Task description: Under this task are some entries; return every one of them exactly.

Material provided:
»»
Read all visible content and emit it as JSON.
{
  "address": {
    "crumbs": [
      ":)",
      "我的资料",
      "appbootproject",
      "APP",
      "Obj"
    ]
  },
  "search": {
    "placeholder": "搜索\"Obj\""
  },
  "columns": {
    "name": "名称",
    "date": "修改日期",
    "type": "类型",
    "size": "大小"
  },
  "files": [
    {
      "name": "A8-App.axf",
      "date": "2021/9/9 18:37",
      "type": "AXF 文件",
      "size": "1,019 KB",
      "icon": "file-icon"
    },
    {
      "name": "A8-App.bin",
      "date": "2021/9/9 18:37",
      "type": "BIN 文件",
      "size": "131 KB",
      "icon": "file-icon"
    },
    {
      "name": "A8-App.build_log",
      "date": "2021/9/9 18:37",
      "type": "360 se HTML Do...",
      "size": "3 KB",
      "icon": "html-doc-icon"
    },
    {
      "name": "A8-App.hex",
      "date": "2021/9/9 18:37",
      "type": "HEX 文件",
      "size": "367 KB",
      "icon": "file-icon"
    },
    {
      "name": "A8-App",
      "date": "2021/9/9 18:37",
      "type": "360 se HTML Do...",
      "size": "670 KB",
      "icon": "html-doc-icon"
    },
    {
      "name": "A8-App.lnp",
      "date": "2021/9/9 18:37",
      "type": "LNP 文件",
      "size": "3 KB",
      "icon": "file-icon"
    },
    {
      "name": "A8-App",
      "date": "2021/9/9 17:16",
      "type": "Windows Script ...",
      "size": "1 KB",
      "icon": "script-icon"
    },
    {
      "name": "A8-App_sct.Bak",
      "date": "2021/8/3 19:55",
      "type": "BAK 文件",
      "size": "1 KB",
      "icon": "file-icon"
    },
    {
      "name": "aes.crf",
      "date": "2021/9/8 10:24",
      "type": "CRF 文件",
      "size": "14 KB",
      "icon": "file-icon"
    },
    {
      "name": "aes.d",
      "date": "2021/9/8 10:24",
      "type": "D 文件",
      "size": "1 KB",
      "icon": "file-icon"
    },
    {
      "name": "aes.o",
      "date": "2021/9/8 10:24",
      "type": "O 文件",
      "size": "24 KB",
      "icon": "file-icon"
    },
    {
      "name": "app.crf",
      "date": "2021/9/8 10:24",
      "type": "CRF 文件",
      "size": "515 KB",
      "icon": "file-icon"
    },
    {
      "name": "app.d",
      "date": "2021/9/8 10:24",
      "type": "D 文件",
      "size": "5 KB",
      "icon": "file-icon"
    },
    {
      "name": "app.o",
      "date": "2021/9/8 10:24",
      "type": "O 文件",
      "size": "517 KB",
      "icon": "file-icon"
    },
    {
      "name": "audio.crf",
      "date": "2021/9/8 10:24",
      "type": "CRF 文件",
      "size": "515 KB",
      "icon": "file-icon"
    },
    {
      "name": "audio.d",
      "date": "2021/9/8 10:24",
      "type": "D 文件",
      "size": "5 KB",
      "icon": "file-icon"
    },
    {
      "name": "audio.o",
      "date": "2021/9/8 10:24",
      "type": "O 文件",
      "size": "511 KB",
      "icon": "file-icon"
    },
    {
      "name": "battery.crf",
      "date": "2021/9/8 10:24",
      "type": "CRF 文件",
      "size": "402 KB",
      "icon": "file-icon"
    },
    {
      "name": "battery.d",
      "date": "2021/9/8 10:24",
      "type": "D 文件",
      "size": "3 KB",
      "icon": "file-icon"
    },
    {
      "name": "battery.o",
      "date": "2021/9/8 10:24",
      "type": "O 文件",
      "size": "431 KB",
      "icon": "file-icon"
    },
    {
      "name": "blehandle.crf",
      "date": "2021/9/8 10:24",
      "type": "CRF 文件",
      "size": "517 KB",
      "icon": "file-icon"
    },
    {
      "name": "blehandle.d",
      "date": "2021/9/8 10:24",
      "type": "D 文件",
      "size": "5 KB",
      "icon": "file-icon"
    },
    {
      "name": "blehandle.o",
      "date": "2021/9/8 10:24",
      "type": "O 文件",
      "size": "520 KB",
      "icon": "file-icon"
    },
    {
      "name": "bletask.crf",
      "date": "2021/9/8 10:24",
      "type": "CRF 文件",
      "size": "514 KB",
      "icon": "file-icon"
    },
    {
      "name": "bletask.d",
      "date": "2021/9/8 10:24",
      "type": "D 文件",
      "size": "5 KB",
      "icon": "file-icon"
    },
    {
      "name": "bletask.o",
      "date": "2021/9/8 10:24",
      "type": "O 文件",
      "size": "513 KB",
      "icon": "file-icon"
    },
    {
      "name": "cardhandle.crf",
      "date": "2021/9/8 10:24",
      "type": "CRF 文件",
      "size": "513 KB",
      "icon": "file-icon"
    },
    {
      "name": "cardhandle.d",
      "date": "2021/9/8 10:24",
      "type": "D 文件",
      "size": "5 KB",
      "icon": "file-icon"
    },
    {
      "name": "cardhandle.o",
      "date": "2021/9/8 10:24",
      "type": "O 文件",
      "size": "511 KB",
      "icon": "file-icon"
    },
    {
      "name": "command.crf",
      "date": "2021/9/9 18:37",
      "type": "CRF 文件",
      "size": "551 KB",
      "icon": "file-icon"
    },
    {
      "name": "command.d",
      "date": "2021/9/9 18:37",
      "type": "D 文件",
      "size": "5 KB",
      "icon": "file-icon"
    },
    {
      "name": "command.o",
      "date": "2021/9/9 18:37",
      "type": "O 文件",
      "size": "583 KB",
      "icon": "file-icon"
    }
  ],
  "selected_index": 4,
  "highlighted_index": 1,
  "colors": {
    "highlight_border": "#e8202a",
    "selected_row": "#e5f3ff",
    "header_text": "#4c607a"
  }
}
««
Exercise answer:
Read all visible content and emit it as JSON.
{
  "address": {
    "crumbs": [
      ":)",
      "我的资料",
      "appbootproject",
      "APP",
      "Obj"
    ]
  },
  "search": {
    "placeholder": "搜索\"Obj\""
  },
  "columns": {
    "name": "名称",
    "date": "修改日期",
    "type": "类型",
    "size": "大小"
  },
  "files": [
    {
      "name": "A8-App.axf",
      "date": "2021/9/9 18:37",
      "type": "AXF 文件",
      "size": "1,019 KB",
      "icon": "file-icon"
    },
    {
      "name": "A8-App.bin",
      "date": "2021/9/9 18:37",
      "type": "BIN 文件",
      "size": "131 KB",
      "icon": "file-icon"
    },
    {
      "name": "A8-App.build_log",
      "date": "2021/9/9 18:37",
      "type": "360 se HTML Do...",
      "size": "3 KB",
      "icon": "html-doc-icon"
    },
    {
      "name": "A8-App.hex",
      "date": "2021/9/9 18:37",
      "type": "HEX 文件",
      "size": "367 KB",
      "icon": "file-icon"
    },
    {
      "name": "A8-App",
      "date": "2021/9/9 18:37",
      "type": "360 se HTML Do...",
      "size": "670 KB",
      "icon": "html-doc-icon"
    },
    {
      "name": "A8-App.lnp",
      "date": "2021/9/9 18:37",
      "type": "LNP 文件",
      "size": "3 KB",
      "icon": "file-icon"
    },
    {
      "name": "A8-App",
      "date": "2021/9/9 17:16",
      "type": "Windows Script ...",
      "size": "1 KB",
      "icon": "script-icon"
    },
    {
      "name": "A8-App_sct.Bak",
      "date": "2021/8/3 19:55",
      "type": "BAK 文件",
      "size": "1 KB",
      "icon": "file-icon"
    },
    {
      "name": "aes.crf",
      "date": "2021/9/8 10:24",
      "type": "CRF 文件",
      "size": "14 KB",
      "icon": "file-icon"
    },
    {
      "name": "aes.d",
      "date": "2021/9/8 10:24",
      "type": "D 文件",
      "size": "1 KB",
      "icon": "file-icon"
    },
    {
      "name": "aes.o",
      "date": "2021/9/8 10:24",
      "type": "O 文件",
      "size": "24 KB",
      "icon": "file-icon"
    },
    {
      "name": "app.crf",
      "date": "2021/9/8 10:24",
      "type": "CRF 文件",
      "size": "515 KB",
      "icon": "file-icon"
    },
    {
      "name": "app.d",
      "date": "2021/9/8 10:24",
      "type": "D 文件",
      "size": "5 KB",
      "icon": "file-icon"
    },
    {
      "name": "app.o",
      "date": "2021/9/8 10:24",
      "type": "O 文件",
      "size": "517 KB",
      "icon": "file-icon"
    },
    {
      "name": "audio.crf",
      "date": "2021/9/8 10:24",
      "type": "CRF 文件",
      "size": "515 KB",
      "icon": "file-icon"
    },
    {
      "name": "audio.d",
      "date": "2021/9/8 10:24",
      "type": "D 文件",
      "size": "5 KB",
      "icon": "file-icon"
    },
    {
      "name": "audio.o",
      "date": "2021/9/8 10:24",
      "type": "O 文件",
      "size": "511 KB",
      "icon": "file-icon"
    },
    {
      "name": "battery.crf",
      "date": "2021/9/8 10:24",
      "type": "CRF 文件",
      "size": "402 KB",
      "icon": "file-icon"
    },
    {
      "name": "battery.d",
      "date": "2021/9/8 10:24",
      "type": "D 文件",
      "size": "3 KB",
      "icon": "file-icon"
    },
    {
      "name": "battery.o",
      "date": "2021/9/8 10:24",
      "type": "O 文件",
      "size": "431 KB",
      "icon": "file-icon"
    },
    {
      "name": "blehandle.crf",
      "date": "2021/9/8 10:24",
      "type": "CRF 文件",
      "size": "517 KB",
      "icon": "file-icon"
    },
    {
      "name": "blehandle.d",
      "date": "2021/9/8 10:24",
      "type": "D 文件",
      "size": "5 KB",
      "icon": "file-icon"
    },
    {
      "name": "blehandle.o",
      "date": "2021/9/8 10:24",
      "type": "O 文件",
      "size": "520 KB",
      "icon": "file-icon"
    },
    {
      "name": "bletask.crf",
      "date": "2021/9/8 10:24",
      "type": "CRF 文件",
      "size": "514 KB",
      "icon": "file-icon"
    },
    {
      "name": "bletask.d",
      "date": "2021/9/8 10:24",
      "type": "D 文件",
      "size": "5 KB",
      "icon": "file-icon"
    },
    {
      "name": "bletask.o",
      "date": "2021/9/8 10:24",
      "type": "O 文件",
      "size": "513 KB",
      "icon": "file-icon"
    },
    {
      "name": "cardhandle.crf",
      "date": "2021/9/8 10:24",
      "type": "CRF 文件",
      "size": "513 KB",
      "icon": "file-icon"
    },
    {
      "name": "cardhandle.d",
      "date": "2021/9/8 10:24",
      "type": "D 文件",
      "size": "5 KB",
      "icon": "file-icon"
    },
    {
      "name": "cardhandle.o",
      "date": "2021/9/8 10:24",
      "type": "O 文件",
      "size": "511 KB",
      "icon": "file-icon"
    },
    {
      "name": "command.crf",
      "date": "2021/9/9 18:37",
      "type": "CRF 文件",
      "size": "551 KB",
      "icon": "file-icon"
    },
    {
      "name": "command.d",
      "date": "2021/9/9 18:37",
      "type": "D 文件",
      "size": "5 KB",
      "icon": "file-icon"
    },
    {
      "name": "command.o",
      "date": "2021/9/9 18:37",
      "type": "O 文件",
      "size": "583 KB",
      "icon": "file-icon"
    }
  ],
  "selected_index": 4,
  "highlighted_index": 1,
  "colors": {
    "highlight_border": "#e8202a",
    "selected_row": "#e5f3ff",
    "header_text": "#4c607a"
  }
}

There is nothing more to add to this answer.